# START OF Record list

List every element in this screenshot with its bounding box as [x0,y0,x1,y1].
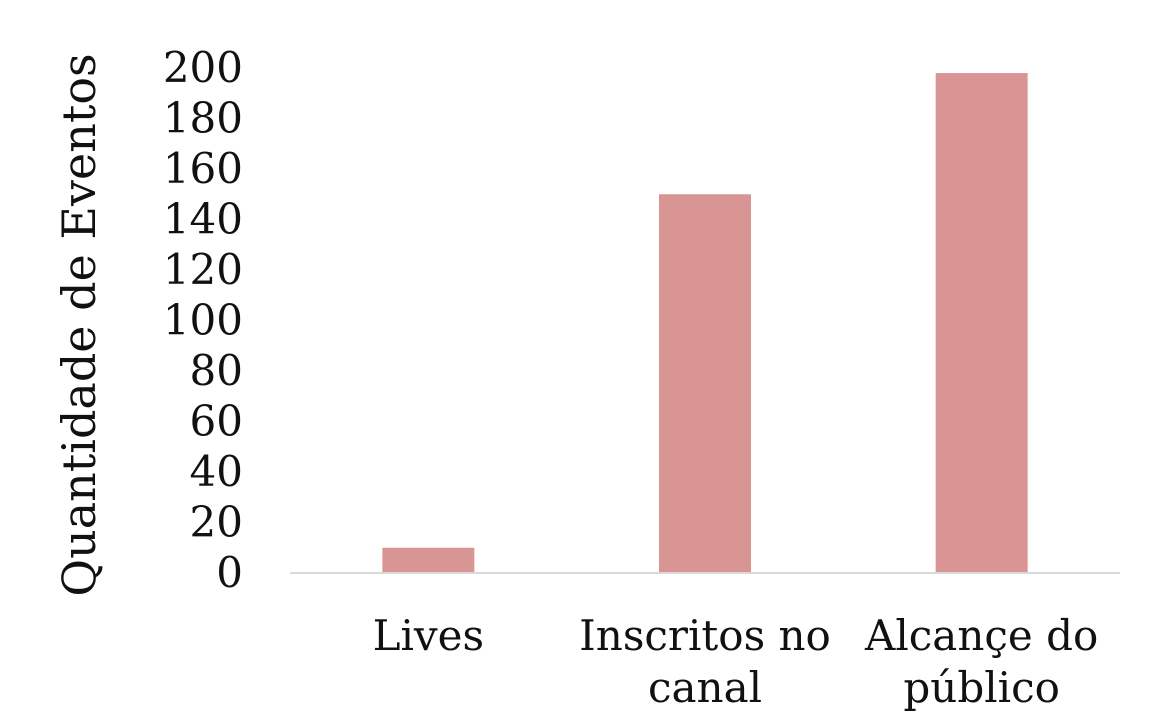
y-tick-label: 180 [163,94,243,143]
bars [382,73,1028,574]
y-tick-label: 60 [190,397,243,446]
y-axis-title: Quantidade de Eventos [52,53,106,596]
x-tick-label: Inscritos no [579,611,831,660]
y-tick-label: 140 [163,195,243,244]
x-tick-label: Alcançe do [864,611,1098,660]
x-tick-label: público [903,663,1060,712]
y-tick-label: 0 [216,548,243,597]
y-tick-label: 100 [163,296,243,345]
y-tick-label: 40 [190,447,243,496]
bar [382,547,475,573]
y-tick-label: 80 [190,346,243,395]
x-tick-label: Lives [373,611,484,660]
y-tick-label: 20 [190,498,243,547]
y-tick-label: 120 [163,245,243,294]
x-tick-label: canal [648,663,762,712]
y-tick-label: 160 [163,144,243,193]
y-tick-label: 200 [163,43,243,92]
bar [935,73,1028,574]
bar [659,194,751,573]
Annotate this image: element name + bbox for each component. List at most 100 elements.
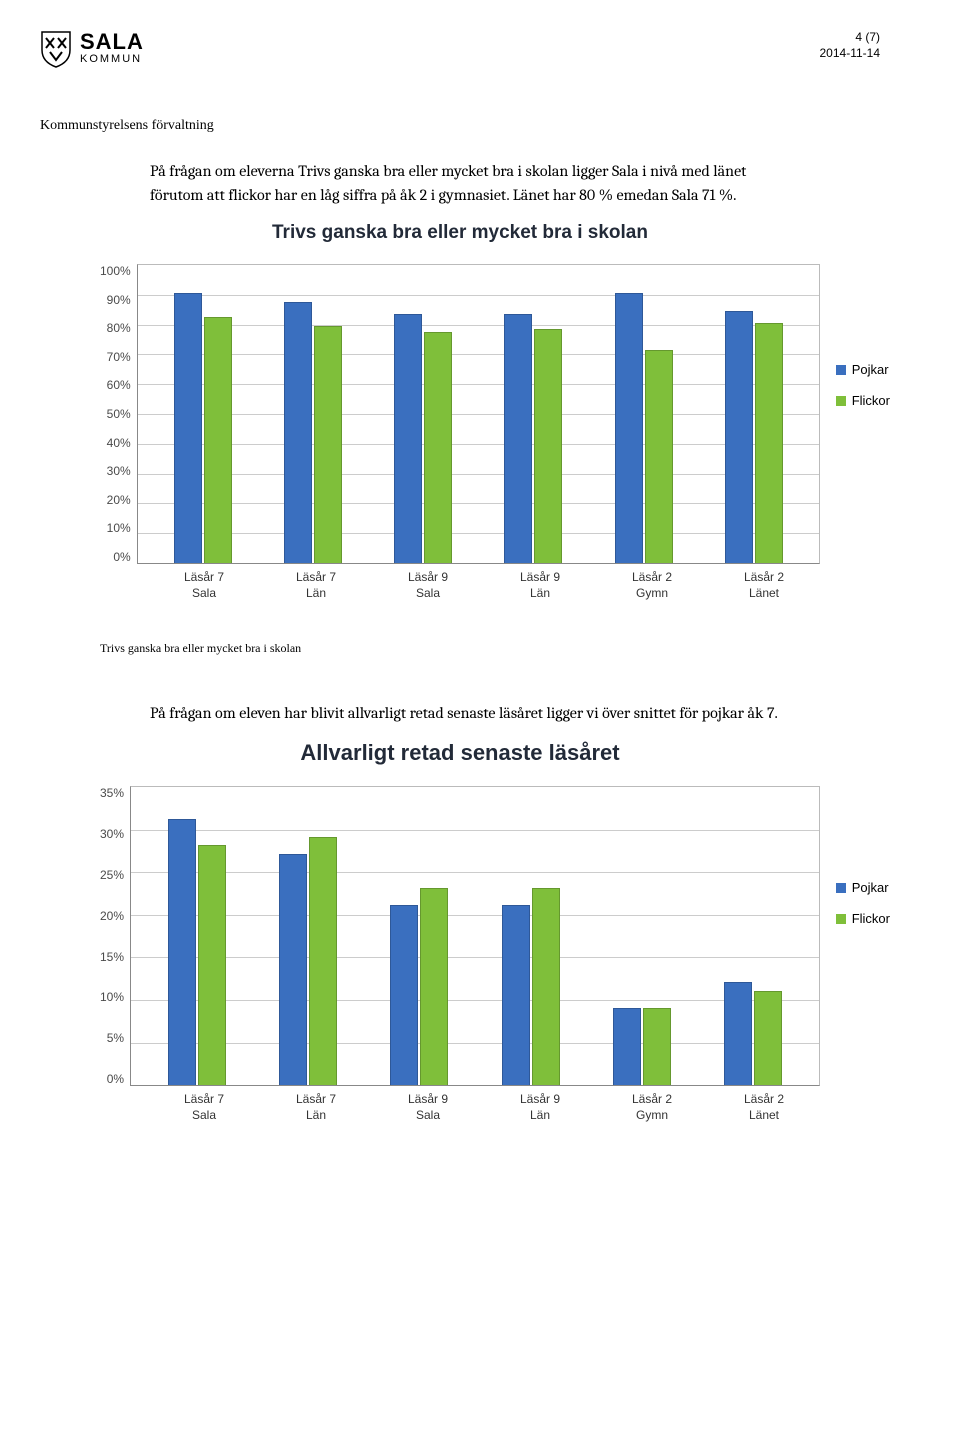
chart-1-caption: Trivs ganska bra eller mycket bra i skol… — [100, 641, 880, 656]
paragraph-2: På frågan om eleven har blivit allvarlig… — [150, 701, 790, 725]
org-name: SALA — [80, 31, 144, 53]
chart-1-x-labels: Läsår 7Sala Läsår 7Län Läsår 9Sala Läsår 9L… — [148, 570, 820, 601]
x-tick-label: Läsår 7Län — [276, 1092, 356, 1123]
bar-group — [279, 837, 337, 1086]
y-tick-label: 60% — [107, 378, 131, 392]
x-tick-label: Läsår 9Sala — [388, 1092, 468, 1123]
bar — [754, 991, 782, 1085]
x-tick-label: Läsår 2Gymn — [612, 570, 692, 601]
bar — [314, 326, 342, 563]
bar-group — [613, 1008, 671, 1085]
bar — [534, 329, 562, 563]
chart-1-legend: Pojkar Flickor — [836, 362, 890, 408]
bar — [168, 819, 196, 1085]
y-tick-label: 25% — [100, 868, 124, 882]
y-tick-label: 10% — [107, 521, 131, 535]
bar — [394, 314, 422, 563]
bar-group — [725, 311, 783, 563]
y-tick-label: 80% — [107, 321, 131, 335]
shield-icon — [40, 30, 72, 68]
y-tick-label: 50% — [107, 407, 131, 421]
chart-1-title: Trivs ganska bra eller mycket bra i skol… — [100, 222, 820, 244]
x-tick-label: Läsår 7Län — [276, 570, 356, 601]
org-logo-block: SALA KOMMUN — [40, 30, 144, 68]
y-tick-label: 100% — [100, 264, 131, 278]
bar — [420, 888, 448, 1085]
x-tick-label: Läsår 9Län — [500, 570, 580, 601]
legend-swatch — [836, 883, 846, 893]
y-tick-label: 10% — [100, 990, 124, 1004]
bar — [645, 350, 673, 563]
x-tick-label: Läsår 2Gymn — [612, 1092, 692, 1123]
page-meta: 4 (7) 2014-11-14 — [820, 30, 881, 61]
bar — [390, 905, 418, 1085]
chart-1-y-axis: 100% 90% 80% 70% 60% 50% 40% 30% 20% 10% 0% — [100, 264, 137, 564]
bar — [755, 323, 783, 563]
x-tick-label: Läsår 7Sala — [164, 570, 244, 601]
bar — [174, 293, 202, 563]
bar — [504, 314, 532, 563]
bar — [615, 293, 643, 563]
chart-2-plot — [130, 786, 820, 1086]
y-tick-label: 0% — [113, 550, 130, 564]
y-tick-label: 30% — [100, 827, 124, 841]
bar — [279, 854, 307, 1085]
chart-2: Allvarligt retad senaste läsåret 35% 30% 2… — [100, 740, 820, 1123]
chart-2-x-labels: Läsår 7Sala Läsår 7Län Läsår 9Sala Läsår 9L… — [148, 1092, 820, 1123]
bar — [284, 302, 312, 563]
chart-2-title: Allvarligt retad senaste läsåret — [100, 740, 820, 766]
bar-group — [390, 888, 448, 1085]
bar-group — [394, 314, 452, 563]
x-tick-label: Läsår 9Län — [500, 1092, 580, 1123]
y-tick-label: 40% — [107, 436, 131, 450]
legend-item: Flickor — [836, 911, 890, 926]
chart-1: Trivs ganska bra eller mycket bra i skol… — [100, 222, 820, 601]
bar-group — [502, 888, 560, 1085]
bar — [198, 845, 226, 1085]
paragraph-1: På frågan om eleverna Trivs ganska bra e… — [150, 159, 790, 207]
legend-label: Pojkar — [852, 362, 889, 377]
section-label: Kommunstyrelsens förvaltning — [40, 118, 880, 134]
bar — [725, 311, 753, 563]
bar — [424, 332, 452, 563]
chart-1-plot — [137, 264, 820, 564]
x-tick-label: Läsår 7Sala — [164, 1092, 244, 1123]
y-tick-label: 0% — [107, 1072, 124, 1086]
y-tick-label: 90% — [107, 293, 131, 307]
chart-2-legend: Pojkar Flickor — [836, 880, 890, 926]
bar — [502, 905, 530, 1085]
y-tick-label: 70% — [107, 350, 131, 364]
y-tick-label: 20% — [107, 493, 131, 507]
bar — [309, 837, 337, 1086]
y-tick-label: 30% — [107, 464, 131, 478]
bar-group — [168, 819, 226, 1085]
x-tick-label: Läsår 9Sala — [388, 570, 468, 601]
y-tick-label: 15% — [100, 950, 124, 964]
legend-item: Flickor — [836, 393, 890, 408]
bar — [204, 317, 232, 563]
chart-2-y-axis: 35% 30% 25% 20% 15% 10% 5% 0% — [100, 786, 130, 1086]
bar-group — [504, 314, 562, 563]
legend-swatch — [836, 914, 846, 924]
bar-group — [174, 293, 232, 563]
x-tick-label: Läsår 2Länet — [724, 570, 804, 601]
org-sub: KOMMUN — [80, 53, 144, 66]
page-date: 2014-11-14 — [820, 46, 881, 62]
bar — [613, 1008, 641, 1085]
bar-group — [724, 982, 782, 1085]
legend-swatch — [836, 396, 846, 406]
page-number: 4 (7) — [820, 30, 881, 46]
y-tick-label: 35% — [100, 786, 124, 800]
legend-item: Pojkar — [836, 880, 890, 895]
legend-label: Flickor — [852, 393, 890, 408]
bar-group — [284, 302, 342, 563]
bar — [724, 982, 752, 1085]
legend-swatch — [836, 365, 846, 375]
bar — [643, 1008, 671, 1085]
page-header: SALA KOMMUN 4 (7) 2014-11-14 — [40, 30, 880, 68]
legend-label: Pojkar — [852, 880, 889, 895]
y-tick-label: 5% — [107, 1031, 124, 1045]
y-tick-label: 20% — [100, 909, 124, 923]
org-text: SALA KOMMUN — [80, 31, 144, 66]
legend-item: Pojkar — [836, 362, 890, 377]
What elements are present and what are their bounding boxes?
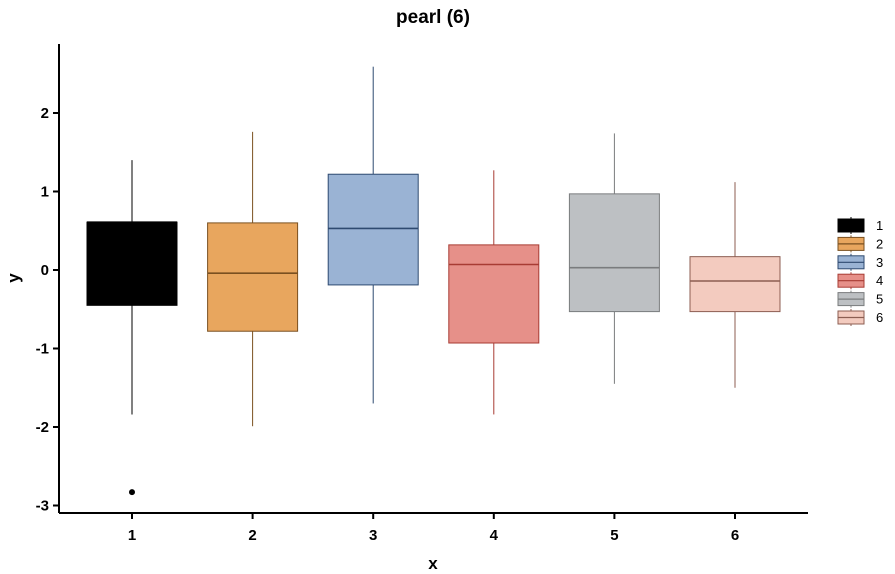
y-tick-label: 0 [41, 262, 49, 279]
box [86, 221, 178, 306]
legend-label: 2 [876, 236, 883, 251]
box [327, 173, 419, 286]
y-tick-label: 2 [41, 105, 49, 122]
legend-label: 1 [876, 218, 883, 233]
y-tick-label: -1 [36, 341, 49, 358]
x-tick-label: 4 [490, 527, 499, 544]
box [448, 244, 540, 344]
x-axis-title: x [428, 554, 438, 573]
box [689, 256, 781, 313]
y-tick-label: 1 [41, 184, 49, 201]
legend: 1 2 3 4 5 6 [837, 217, 883, 326]
legend-key-3: 3 [837, 253, 883, 271]
x-tick-label: 1 [128, 527, 136, 544]
box-group-6 [689, 182, 781, 388]
plot-area [86, 66, 781, 496]
box-group-3 [327, 66, 419, 404]
y-axis-ticks: -3 -2 -1 0 1 2 [36, 105, 59, 515]
legend-label: 6 [876, 310, 883, 325]
box-group-1 [86, 160, 178, 496]
x-tick-label: 2 [248, 527, 256, 544]
y-axis-title: y [4, 273, 23, 283]
legend-key-5: 5 [837, 290, 883, 308]
x-tick-label: 6 [731, 527, 739, 544]
x-tick-label: 5 [610, 527, 618, 544]
legend-key-6: 6 [837, 309, 883, 326]
box [568, 193, 660, 313]
y-tick-label: -3 [36, 498, 49, 515]
x-tick-label: 3 [369, 527, 377, 544]
legend-key-2: 2 [837, 235, 883, 253]
legend-label: 5 [876, 292, 883, 307]
box-group-4 [448, 170, 540, 415]
legend-key-4: 4 [837, 272, 883, 290]
x-axis-ticks: 1 2 3 4 5 6 [128, 513, 739, 544]
legend-label: 3 [876, 255, 883, 270]
legend-label: 4 [876, 273, 883, 288]
box-group-2 [207, 131, 299, 427]
y-tick-label: -2 [36, 419, 49, 436]
box [207, 222, 299, 332]
legend-key-1: 1 [837, 217, 883, 234]
outlier-point [129, 489, 135, 496]
chart-title: pearl (6) [396, 7, 470, 28]
box-group-5 [568, 133, 660, 384]
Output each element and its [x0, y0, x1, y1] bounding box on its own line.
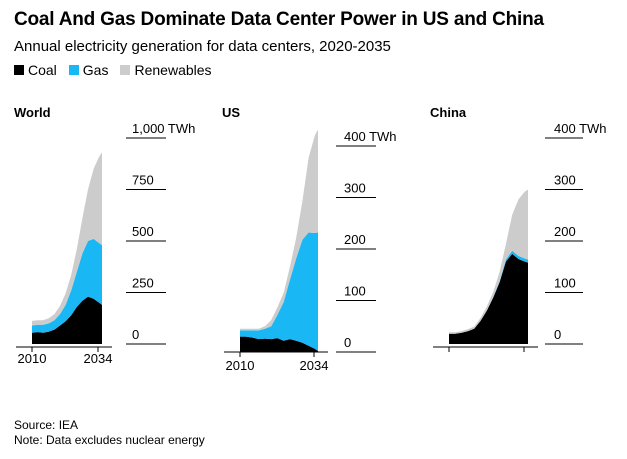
world-y-tick-label-0: 0	[132, 327, 139, 342]
world-y-tick-label-1: 250	[132, 276, 154, 291]
panel-us: US 0 100 200 300 400 TWh 2010 2034	[222, 105, 397, 373]
china-y-tick-label-3: 300	[554, 173, 576, 188]
china-y-tick-label-4: 400 TWh	[554, 121, 607, 136]
world-area-renewables	[32, 152, 102, 326]
legend-swatch-renewables	[120, 65, 131, 75]
world-area-gas	[32, 238, 102, 333]
china-area-gas	[449, 250, 528, 334]
us-x-tick-label-1: 2034	[300, 358, 329, 373]
us-x-tick-label-0: 2010	[226, 358, 255, 373]
legend-swatch-coal	[14, 65, 24, 75]
legend-item-coal: Coal	[14, 62, 57, 78]
china-area-coal	[449, 253, 528, 344]
legend-item-gas: Gas	[68, 62, 109, 78]
world-x-tick-label-0: 2010	[18, 351, 47, 366]
us-area-renewables	[240, 129, 318, 331]
world-y-tick-label-2: 500	[132, 224, 154, 239]
panel-world: World 0 250 500 750 1,000 TWh 2010 2034	[14, 105, 195, 366]
us-panel-title: US	[222, 105, 240, 120]
china-area-renewables	[449, 189, 528, 334]
china-y-tick-label-0: 0	[554, 327, 561, 342]
chart-subtitle: Annual electricity generation for data c…	[14, 38, 391, 55]
us-area-coal	[240, 336, 318, 352]
legend-item-renewables: Renewables	[120, 62, 212, 78]
world-panel-title: World	[14, 105, 51, 120]
china-panel-title: China	[430, 105, 467, 120]
us-y-tick-label-2: 200	[344, 232, 366, 247]
world-area-coal	[32, 296, 102, 344]
us-y-tick-label-3: 300	[344, 181, 366, 196]
us-y-tick-label-4: 400 TWh	[344, 129, 397, 144]
us-y-tick-label-1: 100	[344, 284, 366, 299]
china-y-tick-label-1: 100	[554, 276, 576, 291]
world-x-tick-label-1: 2034	[84, 351, 113, 366]
legend-swatch-gas	[68, 65, 79, 75]
legend-label-coal: Coal	[28, 62, 57, 78]
world-y-tick-label-4: 1,000 TWh	[132, 121, 195, 136]
source-note: Source: IEA	[14, 418, 79, 432]
us-y-tick-label-0: 0	[344, 335, 351, 350]
data-note: Note: Data excludes nuclear energy	[14, 433, 205, 447]
world-y-tick-label-3: 750	[132, 173, 154, 188]
legend: Coal Gas Renewables	[14, 62, 224, 78]
us-area-gas	[240, 232, 318, 351]
panel-china: China 0 100 200 300 400 TWh	[430, 105, 607, 352]
legend-label-gas: Gas	[82, 62, 109, 78]
legend-label-renewables: Renewables	[134, 62, 212, 78]
chart-title: Coal And Gas Dominate Data Center Power …	[14, 9, 544, 30]
china-y-tick-label-2: 200	[554, 224, 576, 239]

# END OF Record list

Reproduce the items line for line, from the first line through the line containing "Annotate this image: element", with both ends included. Leave out the pictures.

List every element in this screenshot with its bounding box as [x0,y0,x1,y1].
y-tick-label: 180 [163,94,243,143]
bars [382,73,1028,574]
y-tick-label: 60 [190,397,243,446]
y-axis-title: Quantidade de Eventos [52,53,106,596]
x-tick-label: Inscritos no [579,611,831,660]
y-tick-label: 140 [163,195,243,244]
x-tick-label: Alcançe do [864,611,1098,660]
x-tick-label: público [903,663,1060,712]
y-tick-label: 0 [216,548,243,597]
y-tick-label: 100 [163,296,243,345]
y-tick-label: 40 [190,447,243,496]
bar [382,547,475,573]
y-tick-label: 80 [190,346,243,395]
x-tick-label: Lives [373,611,484,660]
y-tick-label: 20 [190,498,243,547]
y-tick-label: 120 [163,245,243,294]
x-tick-label: canal [648,663,762,712]
y-tick-label: 160 [163,144,243,193]
y-tick-label: 200 [163,43,243,92]
bar [935,73,1028,574]
bar [659,194,751,573]
Annotate this image: element name + bbox for each component. List at most 100 elements.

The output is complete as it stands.